--- Begin RECORDS TO USE ---
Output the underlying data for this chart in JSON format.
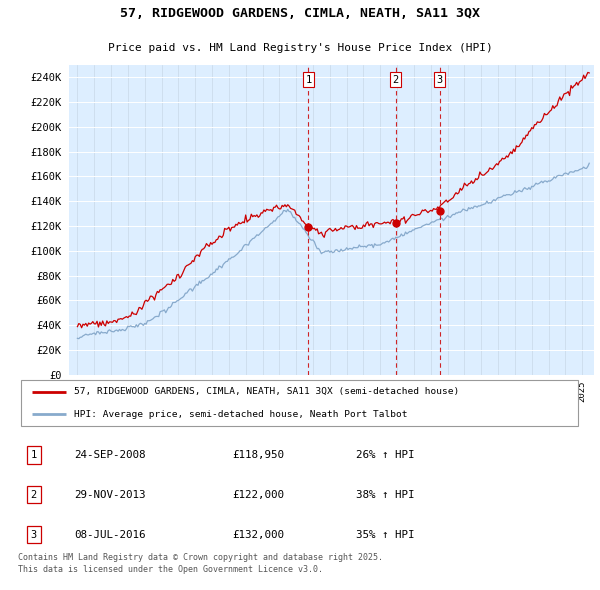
{
  "title": "57, RIDGEWOOD GARDENS, CIMLA, NEATH, SA11 3QX",
  "subtitle": "Price paid vs. HM Land Registry's House Price Index (HPI)",
  "legend_line1": "57, RIDGEWOOD GARDENS, CIMLA, NEATH, SA11 3QX (semi-detached house)",
  "legend_line2": "HPI: Average price, semi-detached house, Neath Port Talbot",
  "transactions": [
    {
      "num": 1,
      "date": "24-SEP-2008",
      "price": "£118,950",
      "change": "26% ↑ HPI",
      "x_year": 2008.73,
      "price_val": 118950
    },
    {
      "num": 2,
      "date": "29-NOV-2013",
      "price": "£122,000",
      "change": "38% ↑ HPI",
      "x_year": 2013.91,
      "price_val": 122000
    },
    {
      "num": 3,
      "date": "08-JUL-2016",
      "price": "£132,000",
      "change": "35% ↑ HPI",
      "x_year": 2016.52,
      "price_val": 132000
    }
  ],
  "footer": "Contains HM Land Registry data © Crown copyright and database right 2025.\nThis data is licensed under the Open Government Licence v3.0.",
  "plot_bg_color": "#ddeeff",
  "red_color": "#cc0000",
  "blue_color": "#88aacc",
  "ylim": [
    0,
    250000
  ],
  "yticks": [
    0,
    20000,
    40000,
    60000,
    80000,
    100000,
    120000,
    140000,
    160000,
    180000,
    200000,
    220000,
    240000
  ],
  "xlim_start": 1994.5,
  "xlim_end": 2025.7
}
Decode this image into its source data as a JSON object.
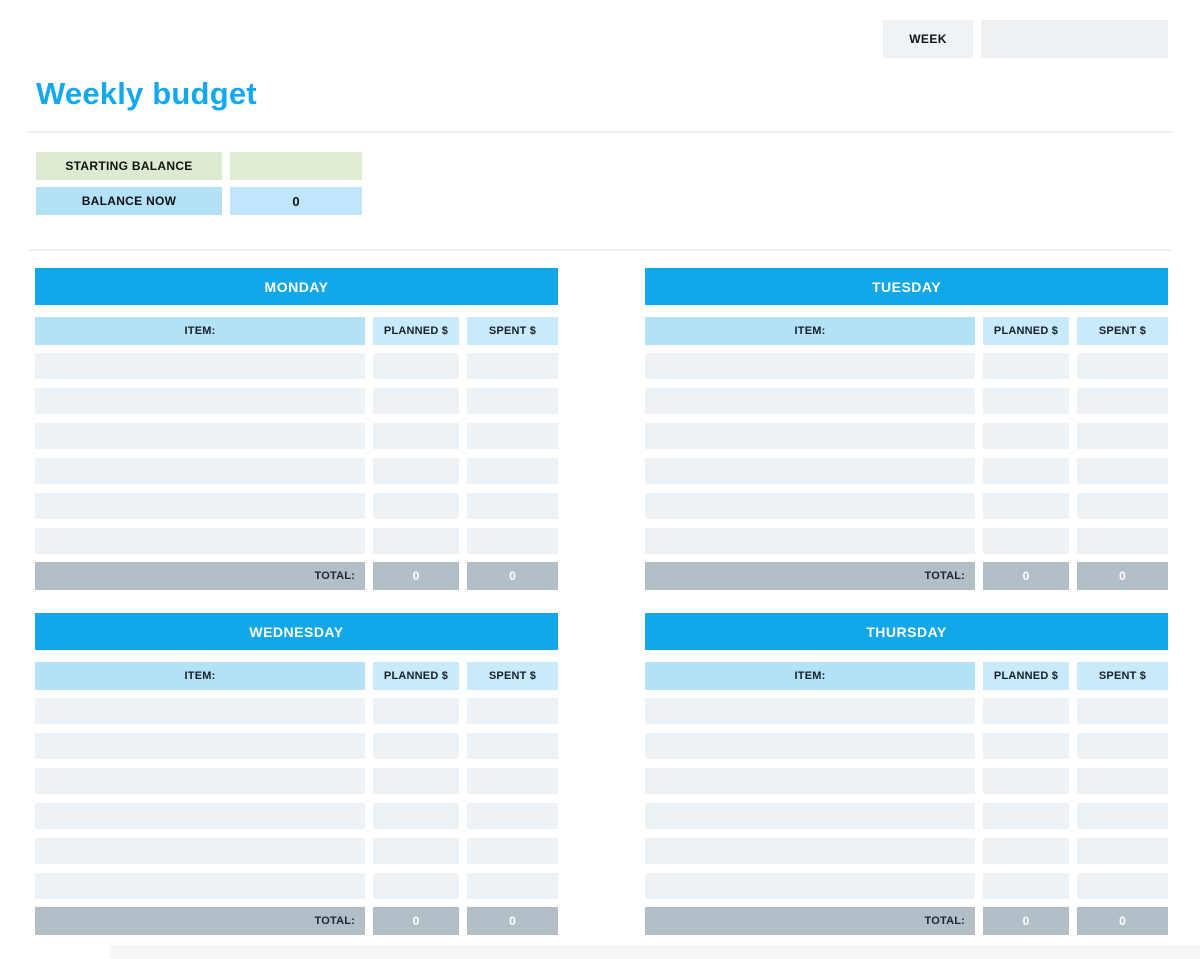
{
  "colors": {
    "accent_blue": "#12a7e8",
    "title_blue": "#14a9ee",
    "light_blue_cell": "#b2e1f8",
    "light_blue_field": "#bfe6fa",
    "lighter_blue_cell": "#c9eafb",
    "green_cell": "#dcead0",
    "green_field": "#deecd2",
    "row_cell": "#edf2f6",
    "total_gray": "#b3bfc7",
    "field_gray": "#edf1f4",
    "label_gray": "#f0f3f6"
  },
  "week": {
    "label": "WEEK",
    "value": ""
  },
  "title": "Weekly budget",
  "balance": {
    "starting_label": "STARTING BALANCE",
    "starting_value": "",
    "now_label": "BALANCE NOW",
    "now_value": "0"
  },
  "tables": {
    "column_headers": {
      "item": "ITEM:",
      "planned": "PLANNED $",
      "spent": "SPENT $"
    },
    "total_label": "TOTAL:",
    "empty_rows_per_day": 6,
    "days": [
      {
        "name": "MONDAY",
        "total_planned": "0",
        "total_spent": "0"
      },
      {
        "name": "TUESDAY",
        "total_planned": "0",
        "total_spent": "0"
      },
      {
        "name": "WEDNESDAY",
        "total_planned": "0",
        "total_spent": "0"
      },
      {
        "name": "THURSDAY",
        "total_planned": "0",
        "total_spent": "0"
      }
    ]
  }
}
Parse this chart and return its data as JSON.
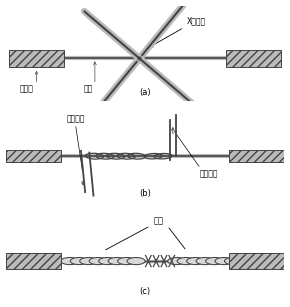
{
  "wire_color": "#444444",
  "insulation_fill": "#aaaaaa",
  "core_fill": "#cccccc",
  "labels": {
    "x_cross": "X形交叉",
    "insulation": "绝缘层",
    "core": "芯线",
    "wind_dir_left": "缠绕方向",
    "wind_dir_right": "缠绕方向",
    "bind_tight": "绑紧",
    "sub_a": "(a)",
    "sub_b": "(b)",
    "sub_c": "(c)"
  },
  "fig_width": 2.9,
  "fig_height": 3.07,
  "dpi": 100
}
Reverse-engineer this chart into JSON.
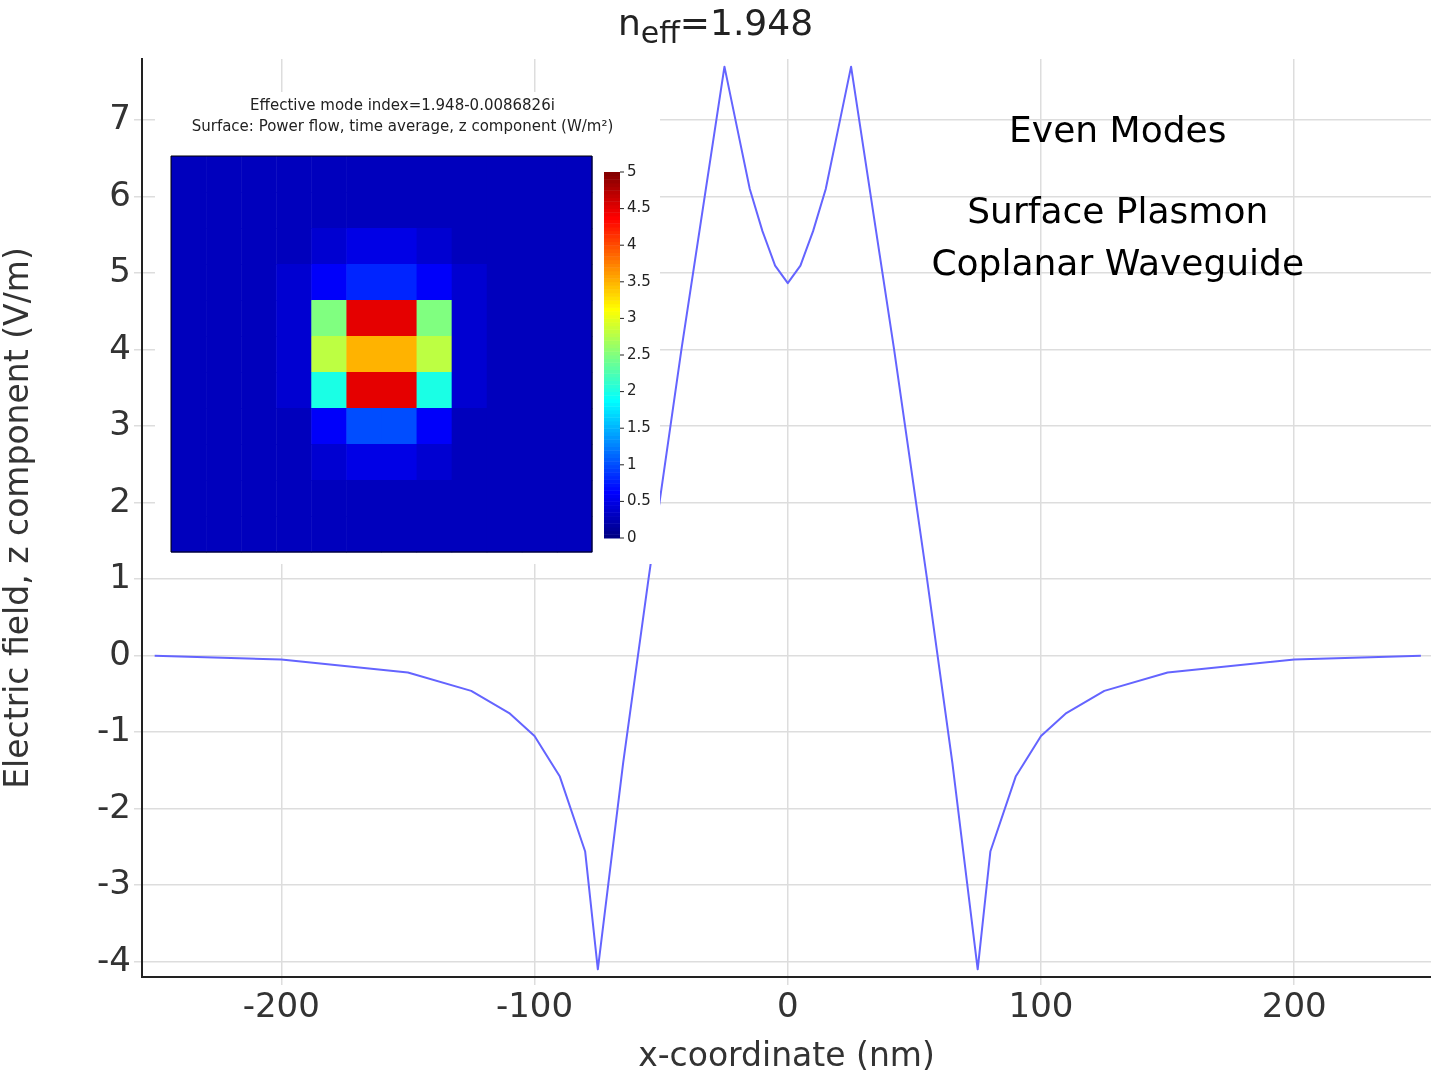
{
  "chart_data": [
    {
      "type": "line",
      "title": "n$_{eff}$=1.948",
      "xlabel": "x-coordinate (nm)",
      "ylabel": "Electric field, z component (V/m)",
      "x": [
        -250,
        -200,
        -150,
        -125,
        -110,
        -100,
        -90,
        -80,
        -75,
        -65,
        -55,
        -42,
        -25,
        -20,
        -15,
        -10,
        -5,
        0,
        5,
        10,
        15,
        20,
        25,
        42,
        55,
        65,
        75,
        80,
        90,
        100,
        110,
        125,
        150,
        200,
        250
      ],
      "series": [
        {
          "color": "#6464ff",
          "values": [
            0,
            -0.05,
            -0.22,
            -0.46,
            -0.75,
            -1.05,
            -1.58,
            -2.56,
            -4.1,
            -1.4,
            1.0,
            4.0,
            7.7,
            6.9,
            6.1,
            5.55,
            5.1,
            4.87,
            5.1,
            5.55,
            6.1,
            6.9,
            7.7,
            4.0,
            1.0,
            -1.4,
            -4.1,
            -2.56,
            -1.58,
            -1.05,
            -0.75,
            -0.46,
            -0.22,
            -0.05,
            0
          ]
        }
      ],
      "xlim": [
        -255,
        254
      ],
      "xticks": [
        -200,
        -100,
        0,
        100,
        200
      ],
      "ylim": [
        -4.2,
        7.8
      ],
      "yticks": [
        -4,
        -3,
        -2,
        -1,
        0,
        1,
        2,
        3,
        4,
        5,
        6,
        7
      ],
      "grid": true,
      "legend": false,
      "marker": "none",
      "line_style": "solid",
      "annotations": [
        "Even Modes",
        "Surface Plasmon",
        "Coplanar Waveguide"
      ]
    },
    {
      "type": "heatmap",
      "title": "Effective mode index=1.948-0.0086826i",
      "subtitle": "Surface: Power flow, time average, z component (W/m²)",
      "categories": [
        null,
        null,
        null,
        null,
        null,
        null,
        null,
        null,
        null,
        null,
        null,
        null
      ],
      "y_categories": [
        null,
        null,
        null,
        null,
        null,
        null,
        null,
        null,
        null,
        null,
        null
      ],
      "cells": [
        [
          0.3,
          0.3,
          0.3,
          0.3,
          0.3,
          0.3,
          0.3,
          0.3,
          0.3,
          0.3,
          0.3,
          0.3
        ],
        [
          0.3,
          0.3,
          0.3,
          0.3,
          0.3,
          0.3,
          0.3,
          0.3,
          0.3,
          0.3,
          0.3,
          0.3
        ],
        [
          0.3,
          0.3,
          0.3,
          0.3,
          0.4,
          0.5,
          0.5,
          0.4,
          0.3,
          0.3,
          0.3,
          0.3
        ],
        [
          0.3,
          0.3,
          0.3,
          0.4,
          0.6,
          0.8,
          0.8,
          0.6,
          0.4,
          0.3,
          0.3,
          0.3
        ],
        [
          0.3,
          0.3,
          0.3,
          0.4,
          2.5,
          4.5,
          4.5,
          2.5,
          0.4,
          0.3,
          0.3,
          0.3
        ],
        [
          0.3,
          0.3,
          0.3,
          0.4,
          2.8,
          3.5,
          3.5,
          2.8,
          0.4,
          0.3,
          0.3,
          0.3
        ],
        [
          0.3,
          0.3,
          0.3,
          0.4,
          2.0,
          4.5,
          4.5,
          2.0,
          0.4,
          0.3,
          0.3,
          0.3
        ],
        [
          0.3,
          0.3,
          0.3,
          0.3,
          0.6,
          1.0,
          1.0,
          0.6,
          0.3,
          0.3,
          0.3,
          0.3
        ],
        [
          0.3,
          0.3,
          0.3,
          0.3,
          0.4,
          0.5,
          0.5,
          0.4,
          0.3,
          0.3,
          0.3,
          0.3
        ],
        [
          0.3,
          0.3,
          0.3,
          0.3,
          0.3,
          0.3,
          0.3,
          0.3,
          0.3,
          0.3,
          0.3,
          0.3
        ],
        [
          0.3,
          0.3,
          0.3,
          0.3,
          0.3,
          0.3,
          0.3,
          0.3,
          0.3,
          0.3,
          0.3,
          0.3
        ]
      ],
      "clim": [
        0,
        5
      ],
      "cticks": [
        0,
        0.5,
        1,
        1.5,
        2,
        2.5,
        3,
        3.5,
        4,
        4.5,
        5
      ]
    }
  ]
}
--- End RECORDS TO USE ---
The listing above needs to be output again exactly. Don't include the pictures.

(RESULT OF THIS EXERCISE)
Output the underlying data for this chart in JSON format.
{
  "title": "57, RIDGEWOOD GARDENS, CIMLA, NEATH, SA11 3QX",
  "subtitle": "Price paid vs. HM Land Registry's House Price Index (HPI)",
  "legend_line1": "57, RIDGEWOOD GARDENS, CIMLA, NEATH, SA11 3QX (semi-detached house)",
  "legend_line2": "HPI: Average price, semi-detached house, Neath Port Talbot",
  "transactions": [
    {
      "num": 1,
      "date": "24-SEP-2008",
      "price": "£118,950",
      "change": "26% ↑ HPI",
      "x_year": 2008.73,
      "price_val": 118950
    },
    {
      "num": 2,
      "date": "29-NOV-2013",
      "price": "£122,000",
      "change": "38% ↑ HPI",
      "x_year": 2013.91,
      "price_val": 122000
    },
    {
      "num": 3,
      "date": "08-JUL-2016",
      "price": "£132,000",
      "change": "35% ↑ HPI",
      "x_year": 2016.52,
      "price_val": 132000
    }
  ],
  "footer": "Contains HM Land Registry data © Crown copyright and database right 2025.\nThis data is licensed under the Open Government Licence v3.0.",
  "plot_bg_color": "#ddeeff",
  "red_color": "#cc0000",
  "blue_color": "#88aacc",
  "ylim": [
    0,
    250000
  ],
  "yticks": [
    0,
    20000,
    40000,
    60000,
    80000,
    100000,
    120000,
    140000,
    160000,
    180000,
    200000,
    220000,
    240000
  ],
  "xlim_start": 1994.5,
  "xlim_end": 2025.7
}
Decode this image into its source data as a JSON object.
{
  "colors": {
    "accent_blue": "#12a7e8",
    "title_blue": "#14a9ee",
    "light_blue_cell": "#b2e1f8",
    "light_blue_field": "#bfe6fa",
    "lighter_blue_cell": "#c9eafb",
    "green_cell": "#dcead0",
    "green_field": "#deecd2",
    "row_cell": "#edf2f6",
    "total_gray": "#b3bfc7",
    "field_gray": "#edf1f4",
    "label_gray": "#f0f3f6"
  },
  "week": {
    "label": "WEEK",
    "value": ""
  },
  "title": "Weekly budget",
  "balance": {
    "starting_label": "STARTING BALANCE",
    "starting_value": "",
    "now_label": "BALANCE NOW",
    "now_value": "0"
  },
  "tables": {
    "column_headers": {
      "item": "ITEM:",
      "planned": "PLANNED $",
      "spent": "SPENT $"
    },
    "total_label": "TOTAL:",
    "empty_rows_per_day": 6,
    "days": [
      {
        "name": "MONDAY",
        "total_planned": "0",
        "total_spent": "0"
      },
      {
        "name": "TUESDAY",
        "total_planned": "0",
        "total_spent": "0"
      },
      {
        "name": "WEDNESDAY",
        "total_planned": "0",
        "total_spent": "0"
      },
      {
        "name": "THURSDAY",
        "total_planned": "0",
        "total_spent": "0"
      }
    ]
  }
}
Parse this chart and return its data as JSON.
{
  "wire_color": "#444444",
  "insulation_fill": "#aaaaaa",
  "core_fill": "#cccccc",
  "labels": {
    "x_cross": "X形交叉",
    "insulation": "绝缘层",
    "core": "芯线",
    "wind_dir_left": "缠绕方向",
    "wind_dir_right": "缠绕方向",
    "bind_tight": "绑紧",
    "sub_a": "(a)",
    "sub_b": "(b)",
    "sub_c": "(c)"
  },
  "fig_width": 2.9,
  "fig_height": 3.07,
  "dpi": 100
}
Reverse-engineer this chart into JSON.
{
  "chart_data": [
    {
      "type": "line",
      "title": "n$_{eff}$=1.948",
      "xlabel": "x-coordinate (nm)",
      "ylabel": "Electric field, z component (V/m)",
      "x": [
        -250,
        -200,
        -150,
        -125,
        -110,
        -100,
        -90,
        -80,
        -75,
        -65,
        -55,
        -42,
        -25,
        -20,
        -15,
        -10,
        -5,
        0,
        5,
        10,
        15,
        20,
        25,
        42,
        55,
        65,
        75,
        80,
        90,
        100,
        110,
        125,
        150,
        200,
        250
      ],
      "series": [
        {
          "color": "#6464ff",
          "values": [
            0,
            -0.05,
            -0.22,
            -0.46,
            -0.75,
            -1.05,
            -1.58,
            -2.56,
            -4.1,
            -1.4,
            1.0,
            4.0,
            7.7,
            6.9,
            6.1,
            5.55,
            5.1,
            4.87,
            5.1,
            5.55,
            6.1,
            6.9,
            7.7,
            4.0,
            1.0,
            -1.4,
            -4.1,
            -2.56,
            -1.58,
            -1.05,
            -0.75,
            -0.46,
            -0.22,
            -0.05,
            0
          ]
        }
      ],
      "xlim": [
        -255,
        254
      ],
      "xticks": [
        -200,
        -100,
        0,
        100,
        200
      ],
      "ylim": [
        -4.2,
        7.8
      ],
      "yticks": [
        -4,
        -3,
        -2,
        -1,
        0,
        1,
        2,
        3,
        4,
        5,
        6,
        7
      ],
      "grid": true,
      "legend": false,
      "marker": "none",
      "line_style": "solid",
      "annotations": [
        "Even Modes",
        "Surface Plasmon",
        "Coplanar Waveguide"
      ]
    },
    {
      "type": "heatmap",
      "title": "Effective mode index=1.948-0.0086826i",
      "subtitle": "Surface: Power flow, time average, z component (W/m²)",
      "categories": [
        null,
        null,
        null,
        null,
        null,
        null,
        null,
        null,
        null,
        null,
        null,
        null
      ],
      "y_categories": [
        null,
        null,
        null,
        null,
        null,
        null,
        null,
        null,
        null,
        null,
        null
      ],
      "cells": [
        [
          0.3,
          0.3,
          0.3,
          0.3,
          0.3,
          0.3,
          0.3,
          0.3,
          0.3,
          0.3,
          0.3,
          0.3
        ],
        [
          0.3,
          0.3,
          0.3,
          0.3,
          0.3,
          0.3,
          0.3,
          0.3,
          0.3,
          0.3,
          0.3,
          0.3
        ],
        [
          0.3,
          0.3,
          0.3,
          0.3,
          0.4,
          0.5,
          0.5,
          0.4,
          0.3,
          0.3,
          0.3,
          0.3
        ],
        [
          0.3,
          0.3,
          0.3,
          0.4,
          0.6,
          0.8,
          0.8,
          0.6,
          0.4,
          0.3,
          0.3,
          0.3
        ],
        [
          0.3,
          0.3,
          0.3,
          0.4,
          2.5,
          4.5,
          4.5,
          2.5,
          0.4,
          0.3,
          0.3,
          0.3
        ],
        [
          0.3,
          0.3,
          0.3,
          0.4,
          2.8,
          3.5,
          3.5,
          2.8,
          0.4,
          0.3,
          0.3,
          0.3
        ],
        [
          0.3,
          0.3,
          0.3,
          0.4,
          2.0,
          4.5,
          4.5,
          2.0,
          0.4,
          0.3,
          0.3,
          0.3
        ],
        [
          0.3,
          0.3,
          0.3,
          0.3,
          0.6,
          1.0,
          1.0,
          0.6,
          0.3,
          0.3,
          0.3,
          0.3
        ],
        [
          0.3,
          0.3,
          0.3,
          0.3,
          0.4,
          0.5,
          0.5,
          0.4,
          0.3,
          0.3,
          0.3,
          0.3
        ],
        [
          0.3,
          0.3,
          0.3,
          0.3,
          0.3,
          0.3,
          0.3,
          0.3,
          0.3,
          0.3,
          0.3,
          0.3
        ],
        [
          0.3,
          0.3,
          0.3,
          0.3,
          0.3,
          0.3,
          0.3,
          0.3,
          0.3,
          0.3,
          0.3,
          0.3
        ]
      ],
      "clim": [
        0,
        5
      ],
      "cticks": [
        0,
        0.5,
        1,
        1.5,
        2,
        2.5,
        3,
        3.5,
        4,
        4.5,
        5
      ]
    }
  ]
}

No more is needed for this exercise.